Task to carry out: Every entry below must be repeated exactly; skip the pictures.
==*==
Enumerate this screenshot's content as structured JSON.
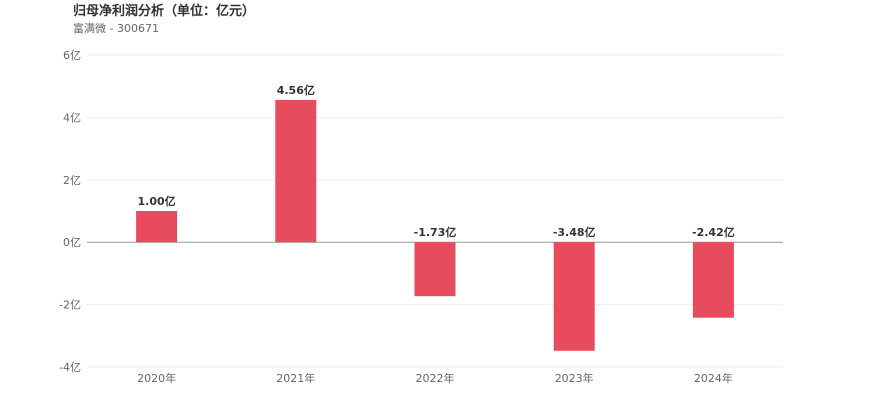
{
  "chart_data": {
    "type": "bar",
    "title": "归母净利润分析（单位：亿元）",
    "subtitle": "富满微 - 300671",
    "categories": [
      "2020年",
      "2021年",
      "2022年",
      "2023年",
      "2024年"
    ],
    "values": [
      1.0,
      4.56,
      -1.73,
      -3.48,
      -2.42
    ],
    "data_labels": [
      "1.00亿",
      "4.56亿",
      "-1.73亿",
      "-3.48亿",
      "-2.42亿"
    ],
    "y_ticks": [
      6,
      4,
      2,
      0,
      -2,
      -4
    ],
    "y_tick_labels": [
      "6亿",
      "4亿",
      "2亿",
      "0亿",
      "-2亿",
      "-4亿"
    ],
    "ylim": [
      -4,
      6
    ],
    "grid": true,
    "bar_color": "#e64c5e",
    "xlabel": "",
    "ylabel": ""
  }
}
==*==
Reply to the task:
Enumerate this screenshot's content as structured JSON.
{
  "chart_data": {
    "type": "bar",
    "title": "归母净利润分析（单位：亿元）",
    "subtitle": "富满微 - 300671",
    "categories": [
      "2020年",
      "2021年",
      "2022年",
      "2023年",
      "2024年"
    ],
    "values": [
      1.0,
      4.56,
      -1.73,
      -3.48,
      -2.42
    ],
    "data_labels": [
      "1.00亿",
      "4.56亿",
      "-1.73亿",
      "-3.48亿",
      "-2.42亿"
    ],
    "y_ticks": [
      6,
      4,
      2,
      0,
      -2,
      -4
    ],
    "y_tick_labels": [
      "6亿",
      "4亿",
      "2亿",
      "0亿",
      "-2亿",
      "-4亿"
    ],
    "ylim": [
      -4,
      6
    ],
    "grid": true,
    "bar_color": "#e64c5e",
    "xlabel": "",
    "ylabel": ""
  }
}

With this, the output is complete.